* [WRITTEN INSTRUCTION]: Keep only those lines of the records that include the string "Kendall".

[Source records]
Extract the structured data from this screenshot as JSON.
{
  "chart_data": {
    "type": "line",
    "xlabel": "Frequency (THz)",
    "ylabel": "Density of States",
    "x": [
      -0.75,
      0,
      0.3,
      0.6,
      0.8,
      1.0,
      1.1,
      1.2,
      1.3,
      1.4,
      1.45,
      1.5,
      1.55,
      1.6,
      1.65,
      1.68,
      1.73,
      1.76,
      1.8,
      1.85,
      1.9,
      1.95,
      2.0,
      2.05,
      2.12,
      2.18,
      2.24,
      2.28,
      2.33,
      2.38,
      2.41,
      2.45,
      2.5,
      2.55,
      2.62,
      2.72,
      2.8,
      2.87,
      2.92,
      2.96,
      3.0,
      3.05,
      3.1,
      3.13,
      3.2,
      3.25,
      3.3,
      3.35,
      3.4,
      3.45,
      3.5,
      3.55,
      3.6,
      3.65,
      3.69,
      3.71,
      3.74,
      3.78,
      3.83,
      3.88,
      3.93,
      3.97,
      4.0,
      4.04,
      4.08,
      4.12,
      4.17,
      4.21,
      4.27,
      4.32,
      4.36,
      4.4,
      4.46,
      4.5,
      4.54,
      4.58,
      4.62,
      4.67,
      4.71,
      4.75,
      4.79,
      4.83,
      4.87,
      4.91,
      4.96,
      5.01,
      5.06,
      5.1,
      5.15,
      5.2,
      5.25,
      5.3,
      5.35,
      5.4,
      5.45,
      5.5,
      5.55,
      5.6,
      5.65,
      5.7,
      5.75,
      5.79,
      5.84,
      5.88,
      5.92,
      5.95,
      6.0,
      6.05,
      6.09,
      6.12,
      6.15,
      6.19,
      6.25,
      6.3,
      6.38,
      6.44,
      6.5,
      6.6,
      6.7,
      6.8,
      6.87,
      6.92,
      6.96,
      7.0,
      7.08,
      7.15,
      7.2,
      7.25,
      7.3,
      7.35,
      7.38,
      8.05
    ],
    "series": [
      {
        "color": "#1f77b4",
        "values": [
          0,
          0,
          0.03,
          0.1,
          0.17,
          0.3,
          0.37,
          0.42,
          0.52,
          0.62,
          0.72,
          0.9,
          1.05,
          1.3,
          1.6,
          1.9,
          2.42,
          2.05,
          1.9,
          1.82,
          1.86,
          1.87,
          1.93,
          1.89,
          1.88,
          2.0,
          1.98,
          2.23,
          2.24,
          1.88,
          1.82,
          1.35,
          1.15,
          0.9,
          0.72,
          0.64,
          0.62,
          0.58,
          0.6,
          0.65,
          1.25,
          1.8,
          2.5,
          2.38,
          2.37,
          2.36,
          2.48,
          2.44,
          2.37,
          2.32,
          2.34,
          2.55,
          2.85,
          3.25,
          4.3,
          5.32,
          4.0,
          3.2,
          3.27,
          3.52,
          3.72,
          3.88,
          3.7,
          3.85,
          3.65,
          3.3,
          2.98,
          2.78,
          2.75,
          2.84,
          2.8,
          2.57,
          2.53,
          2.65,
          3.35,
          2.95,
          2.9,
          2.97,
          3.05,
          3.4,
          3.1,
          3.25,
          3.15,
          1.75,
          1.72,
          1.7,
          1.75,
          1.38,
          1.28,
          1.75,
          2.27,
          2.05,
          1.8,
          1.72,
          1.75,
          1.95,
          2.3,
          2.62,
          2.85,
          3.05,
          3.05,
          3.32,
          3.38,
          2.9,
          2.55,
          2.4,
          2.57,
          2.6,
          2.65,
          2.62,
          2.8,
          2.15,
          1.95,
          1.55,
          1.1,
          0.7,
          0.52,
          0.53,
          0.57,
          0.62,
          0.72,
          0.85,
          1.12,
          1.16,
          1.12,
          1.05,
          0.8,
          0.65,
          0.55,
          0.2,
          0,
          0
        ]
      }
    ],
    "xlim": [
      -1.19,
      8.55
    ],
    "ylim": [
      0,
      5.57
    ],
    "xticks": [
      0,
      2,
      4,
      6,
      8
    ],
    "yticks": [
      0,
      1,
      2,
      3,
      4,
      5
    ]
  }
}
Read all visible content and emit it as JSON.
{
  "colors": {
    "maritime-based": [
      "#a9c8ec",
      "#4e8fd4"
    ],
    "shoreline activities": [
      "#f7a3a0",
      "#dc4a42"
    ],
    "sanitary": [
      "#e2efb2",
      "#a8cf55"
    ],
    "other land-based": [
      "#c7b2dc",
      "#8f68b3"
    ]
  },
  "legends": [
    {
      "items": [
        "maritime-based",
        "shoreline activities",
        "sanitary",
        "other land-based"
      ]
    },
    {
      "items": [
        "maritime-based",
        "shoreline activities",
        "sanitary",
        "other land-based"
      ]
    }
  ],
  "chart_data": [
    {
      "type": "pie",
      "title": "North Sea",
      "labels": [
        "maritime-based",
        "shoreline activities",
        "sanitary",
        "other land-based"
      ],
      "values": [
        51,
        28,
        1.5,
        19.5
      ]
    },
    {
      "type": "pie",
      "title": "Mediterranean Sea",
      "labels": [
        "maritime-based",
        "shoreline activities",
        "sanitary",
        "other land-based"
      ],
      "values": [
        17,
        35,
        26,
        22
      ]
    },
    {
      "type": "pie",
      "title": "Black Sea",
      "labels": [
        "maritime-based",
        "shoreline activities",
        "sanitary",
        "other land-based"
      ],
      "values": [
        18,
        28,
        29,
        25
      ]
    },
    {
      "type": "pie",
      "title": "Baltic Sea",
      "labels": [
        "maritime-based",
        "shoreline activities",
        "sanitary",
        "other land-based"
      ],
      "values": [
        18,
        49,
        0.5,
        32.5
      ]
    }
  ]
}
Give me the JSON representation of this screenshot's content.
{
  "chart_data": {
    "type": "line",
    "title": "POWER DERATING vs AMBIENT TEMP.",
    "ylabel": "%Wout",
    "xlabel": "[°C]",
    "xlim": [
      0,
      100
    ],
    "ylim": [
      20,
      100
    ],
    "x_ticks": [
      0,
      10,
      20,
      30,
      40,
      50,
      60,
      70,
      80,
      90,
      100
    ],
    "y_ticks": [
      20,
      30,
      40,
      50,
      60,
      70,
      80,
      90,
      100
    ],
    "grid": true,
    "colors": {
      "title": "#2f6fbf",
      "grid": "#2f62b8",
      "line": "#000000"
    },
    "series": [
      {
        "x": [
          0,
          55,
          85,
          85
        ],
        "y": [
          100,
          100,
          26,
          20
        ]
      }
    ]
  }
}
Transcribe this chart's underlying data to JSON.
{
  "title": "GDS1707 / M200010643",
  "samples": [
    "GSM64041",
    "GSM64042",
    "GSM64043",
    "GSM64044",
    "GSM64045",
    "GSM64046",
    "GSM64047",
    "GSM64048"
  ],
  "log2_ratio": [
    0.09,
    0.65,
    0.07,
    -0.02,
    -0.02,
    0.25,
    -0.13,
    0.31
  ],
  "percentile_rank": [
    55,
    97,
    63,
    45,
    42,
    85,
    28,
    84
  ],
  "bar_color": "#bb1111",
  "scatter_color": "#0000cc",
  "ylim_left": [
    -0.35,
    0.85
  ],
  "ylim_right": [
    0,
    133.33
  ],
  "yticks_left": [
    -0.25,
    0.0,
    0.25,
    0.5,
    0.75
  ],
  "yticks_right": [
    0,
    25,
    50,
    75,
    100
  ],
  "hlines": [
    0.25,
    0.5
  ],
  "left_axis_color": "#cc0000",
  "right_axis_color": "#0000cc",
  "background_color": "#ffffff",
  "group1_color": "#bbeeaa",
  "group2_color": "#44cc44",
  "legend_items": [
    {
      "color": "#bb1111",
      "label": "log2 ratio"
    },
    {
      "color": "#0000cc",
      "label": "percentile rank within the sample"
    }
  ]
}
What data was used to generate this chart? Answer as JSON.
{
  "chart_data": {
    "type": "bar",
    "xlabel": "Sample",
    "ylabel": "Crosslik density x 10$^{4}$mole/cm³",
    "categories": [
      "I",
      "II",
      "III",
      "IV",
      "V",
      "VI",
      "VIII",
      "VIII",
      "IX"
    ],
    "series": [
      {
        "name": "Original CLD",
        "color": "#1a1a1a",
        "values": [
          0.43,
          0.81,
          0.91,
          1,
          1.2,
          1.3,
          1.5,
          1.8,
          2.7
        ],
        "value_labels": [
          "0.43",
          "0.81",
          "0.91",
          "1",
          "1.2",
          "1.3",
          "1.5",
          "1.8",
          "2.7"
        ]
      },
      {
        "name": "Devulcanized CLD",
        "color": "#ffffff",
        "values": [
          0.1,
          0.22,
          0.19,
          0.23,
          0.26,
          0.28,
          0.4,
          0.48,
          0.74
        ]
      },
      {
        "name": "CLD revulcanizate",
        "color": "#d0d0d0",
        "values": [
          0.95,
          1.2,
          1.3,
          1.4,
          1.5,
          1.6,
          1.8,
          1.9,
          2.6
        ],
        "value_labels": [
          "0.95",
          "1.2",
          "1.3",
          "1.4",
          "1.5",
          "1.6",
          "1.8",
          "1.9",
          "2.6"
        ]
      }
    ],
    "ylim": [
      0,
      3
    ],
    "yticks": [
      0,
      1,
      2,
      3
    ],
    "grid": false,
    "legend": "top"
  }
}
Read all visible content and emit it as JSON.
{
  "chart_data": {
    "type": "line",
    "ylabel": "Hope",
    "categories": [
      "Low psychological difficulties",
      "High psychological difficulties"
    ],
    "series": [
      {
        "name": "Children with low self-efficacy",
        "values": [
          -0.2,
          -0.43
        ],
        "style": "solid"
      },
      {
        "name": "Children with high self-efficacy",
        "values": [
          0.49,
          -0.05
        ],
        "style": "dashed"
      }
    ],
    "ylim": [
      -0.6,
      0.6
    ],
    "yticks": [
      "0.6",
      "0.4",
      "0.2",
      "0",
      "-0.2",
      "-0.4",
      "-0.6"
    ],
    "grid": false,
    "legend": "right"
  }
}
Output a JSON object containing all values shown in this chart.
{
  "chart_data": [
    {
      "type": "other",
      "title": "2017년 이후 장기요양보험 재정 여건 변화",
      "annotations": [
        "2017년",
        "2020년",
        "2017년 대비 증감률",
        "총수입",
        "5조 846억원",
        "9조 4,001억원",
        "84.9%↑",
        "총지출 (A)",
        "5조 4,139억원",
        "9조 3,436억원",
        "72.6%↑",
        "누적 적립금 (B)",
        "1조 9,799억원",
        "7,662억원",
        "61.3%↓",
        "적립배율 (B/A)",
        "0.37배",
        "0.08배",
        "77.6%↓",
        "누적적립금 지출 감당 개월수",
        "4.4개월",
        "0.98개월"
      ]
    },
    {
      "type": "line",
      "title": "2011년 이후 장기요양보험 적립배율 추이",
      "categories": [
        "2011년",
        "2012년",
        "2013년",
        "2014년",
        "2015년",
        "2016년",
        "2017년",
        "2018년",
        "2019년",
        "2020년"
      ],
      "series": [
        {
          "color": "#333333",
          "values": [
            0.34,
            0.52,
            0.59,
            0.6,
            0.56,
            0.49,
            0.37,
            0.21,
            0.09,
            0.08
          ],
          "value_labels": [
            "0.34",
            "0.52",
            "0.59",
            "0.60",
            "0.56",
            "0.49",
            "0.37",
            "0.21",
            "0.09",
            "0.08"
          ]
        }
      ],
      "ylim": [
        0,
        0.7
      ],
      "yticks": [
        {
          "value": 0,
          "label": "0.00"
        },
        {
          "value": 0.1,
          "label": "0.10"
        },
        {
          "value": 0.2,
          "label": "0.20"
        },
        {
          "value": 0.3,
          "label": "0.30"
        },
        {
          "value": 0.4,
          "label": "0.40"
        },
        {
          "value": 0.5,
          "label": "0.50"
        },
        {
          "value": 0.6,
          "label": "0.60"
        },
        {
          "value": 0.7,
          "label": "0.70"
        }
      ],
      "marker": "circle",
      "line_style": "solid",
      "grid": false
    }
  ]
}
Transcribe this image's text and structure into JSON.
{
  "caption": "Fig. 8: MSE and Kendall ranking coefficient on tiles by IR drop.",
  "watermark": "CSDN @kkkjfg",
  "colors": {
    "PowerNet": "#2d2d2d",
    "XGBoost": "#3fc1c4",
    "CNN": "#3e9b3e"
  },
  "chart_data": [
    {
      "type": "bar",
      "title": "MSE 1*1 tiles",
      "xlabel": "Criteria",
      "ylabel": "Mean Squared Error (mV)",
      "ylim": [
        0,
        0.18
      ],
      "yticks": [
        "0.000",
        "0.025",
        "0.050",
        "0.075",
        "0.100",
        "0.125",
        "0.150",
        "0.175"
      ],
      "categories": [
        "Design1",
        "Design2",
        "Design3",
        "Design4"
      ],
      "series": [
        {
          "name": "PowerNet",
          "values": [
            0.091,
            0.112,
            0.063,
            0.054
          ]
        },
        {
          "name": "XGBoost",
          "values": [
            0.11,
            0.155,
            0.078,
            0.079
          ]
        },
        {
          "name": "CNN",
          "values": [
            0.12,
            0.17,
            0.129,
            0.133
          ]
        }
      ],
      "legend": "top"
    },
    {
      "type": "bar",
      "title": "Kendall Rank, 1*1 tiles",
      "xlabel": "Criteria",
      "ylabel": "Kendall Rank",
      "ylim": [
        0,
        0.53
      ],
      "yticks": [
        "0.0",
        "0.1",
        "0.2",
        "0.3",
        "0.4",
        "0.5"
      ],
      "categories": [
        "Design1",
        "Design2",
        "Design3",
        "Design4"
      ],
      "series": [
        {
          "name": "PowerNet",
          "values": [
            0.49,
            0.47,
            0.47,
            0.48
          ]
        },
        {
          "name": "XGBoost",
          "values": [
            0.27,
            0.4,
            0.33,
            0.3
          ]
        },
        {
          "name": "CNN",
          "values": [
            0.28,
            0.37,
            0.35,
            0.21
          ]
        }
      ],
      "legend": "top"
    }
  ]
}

* [OUTPUT FOR THIS EXERCISE]:
  "caption": "Fig. 8: MSE and Kendall ranking coefficient on tiles by IR drop.",
      "title": "Kendall Rank, 1*1 tiles",
      "ylabel": "Kendall Rank",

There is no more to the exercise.